Problem requirements: Reproduce the data word for word, beginning with its first line and ending with the line containing "divider [413,152,686,153]".

Begin Raw data

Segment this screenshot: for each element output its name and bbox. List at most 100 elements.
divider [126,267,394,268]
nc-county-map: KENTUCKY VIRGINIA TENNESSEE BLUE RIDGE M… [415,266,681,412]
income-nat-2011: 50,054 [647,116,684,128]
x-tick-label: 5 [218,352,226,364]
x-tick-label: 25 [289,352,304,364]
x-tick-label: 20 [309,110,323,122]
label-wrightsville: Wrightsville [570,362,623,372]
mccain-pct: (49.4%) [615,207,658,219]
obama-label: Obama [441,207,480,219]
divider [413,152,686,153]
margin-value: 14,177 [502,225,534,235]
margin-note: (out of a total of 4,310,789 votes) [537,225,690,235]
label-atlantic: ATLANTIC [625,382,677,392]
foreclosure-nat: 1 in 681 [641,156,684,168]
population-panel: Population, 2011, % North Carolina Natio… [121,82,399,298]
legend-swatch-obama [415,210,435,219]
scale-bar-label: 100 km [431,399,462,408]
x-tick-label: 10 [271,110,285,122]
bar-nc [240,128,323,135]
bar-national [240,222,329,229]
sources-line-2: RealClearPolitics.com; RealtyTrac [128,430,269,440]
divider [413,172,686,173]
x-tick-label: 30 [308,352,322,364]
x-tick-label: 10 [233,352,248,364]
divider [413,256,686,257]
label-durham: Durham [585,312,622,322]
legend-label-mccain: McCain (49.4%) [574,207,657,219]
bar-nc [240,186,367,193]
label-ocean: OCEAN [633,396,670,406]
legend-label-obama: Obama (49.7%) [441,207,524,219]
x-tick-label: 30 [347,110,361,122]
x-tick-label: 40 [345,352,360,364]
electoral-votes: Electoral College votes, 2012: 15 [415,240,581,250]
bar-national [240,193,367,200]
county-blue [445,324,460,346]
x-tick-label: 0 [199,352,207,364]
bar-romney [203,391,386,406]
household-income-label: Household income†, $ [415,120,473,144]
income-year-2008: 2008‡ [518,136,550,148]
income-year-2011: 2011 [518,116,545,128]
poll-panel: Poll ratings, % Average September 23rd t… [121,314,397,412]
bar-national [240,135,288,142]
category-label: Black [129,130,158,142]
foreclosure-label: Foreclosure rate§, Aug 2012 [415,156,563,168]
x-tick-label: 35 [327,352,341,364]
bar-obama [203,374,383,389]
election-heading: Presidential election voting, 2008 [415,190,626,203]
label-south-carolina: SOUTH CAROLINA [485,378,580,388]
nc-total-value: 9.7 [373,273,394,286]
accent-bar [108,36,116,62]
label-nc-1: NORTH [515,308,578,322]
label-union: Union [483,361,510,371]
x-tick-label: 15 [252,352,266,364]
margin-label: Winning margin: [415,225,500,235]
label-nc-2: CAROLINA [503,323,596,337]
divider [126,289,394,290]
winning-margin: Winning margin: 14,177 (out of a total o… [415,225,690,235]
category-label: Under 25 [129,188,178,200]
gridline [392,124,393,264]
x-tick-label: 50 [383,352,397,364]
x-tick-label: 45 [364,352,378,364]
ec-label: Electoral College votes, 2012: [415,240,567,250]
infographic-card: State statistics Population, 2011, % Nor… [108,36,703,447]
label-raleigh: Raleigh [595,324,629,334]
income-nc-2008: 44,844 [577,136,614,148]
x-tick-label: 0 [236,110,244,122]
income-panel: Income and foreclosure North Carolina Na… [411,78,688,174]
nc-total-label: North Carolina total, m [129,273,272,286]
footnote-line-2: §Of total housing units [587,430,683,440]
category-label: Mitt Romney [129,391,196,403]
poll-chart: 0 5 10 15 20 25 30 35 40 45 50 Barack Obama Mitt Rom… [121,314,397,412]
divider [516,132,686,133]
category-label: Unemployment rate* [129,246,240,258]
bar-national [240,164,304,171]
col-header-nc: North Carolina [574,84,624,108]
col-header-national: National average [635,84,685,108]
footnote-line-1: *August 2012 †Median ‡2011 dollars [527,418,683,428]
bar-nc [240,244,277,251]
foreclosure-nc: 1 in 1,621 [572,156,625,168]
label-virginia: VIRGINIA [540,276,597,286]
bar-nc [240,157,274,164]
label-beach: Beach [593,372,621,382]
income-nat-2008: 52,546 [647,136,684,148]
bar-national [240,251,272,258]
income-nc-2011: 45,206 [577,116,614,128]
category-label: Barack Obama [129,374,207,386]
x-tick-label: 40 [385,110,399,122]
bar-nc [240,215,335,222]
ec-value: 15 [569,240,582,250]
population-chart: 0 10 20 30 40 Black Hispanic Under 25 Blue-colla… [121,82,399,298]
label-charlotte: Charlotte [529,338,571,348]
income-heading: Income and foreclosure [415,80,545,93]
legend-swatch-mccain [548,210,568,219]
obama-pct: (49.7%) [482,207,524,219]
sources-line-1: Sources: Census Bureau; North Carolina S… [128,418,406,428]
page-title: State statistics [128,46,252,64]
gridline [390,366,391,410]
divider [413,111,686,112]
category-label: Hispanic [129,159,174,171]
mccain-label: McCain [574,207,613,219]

End Raw data

In response:
Segment this screenshot: for each element output its name and bbox. List at most 100 elements.
divider [126,267,394,268]
nc-county-map: KENTUCKY VIRGINIA TENNESSEE BLUE RIDGE M… [415,266,681,412]
income-nat-2011: 50,054 [647,116,684,128]
x-tick-label: 5 [218,352,226,364]
x-tick-label: 25 [289,352,304,364]
x-tick-label: 20 [309,110,323,122]
label-wrightsville: Wrightsville [570,362,623,372]
mccain-pct: (49.4%) [615,207,658,219]
obama-label: Obama [441,207,480,219]
divider [413,152,686,153]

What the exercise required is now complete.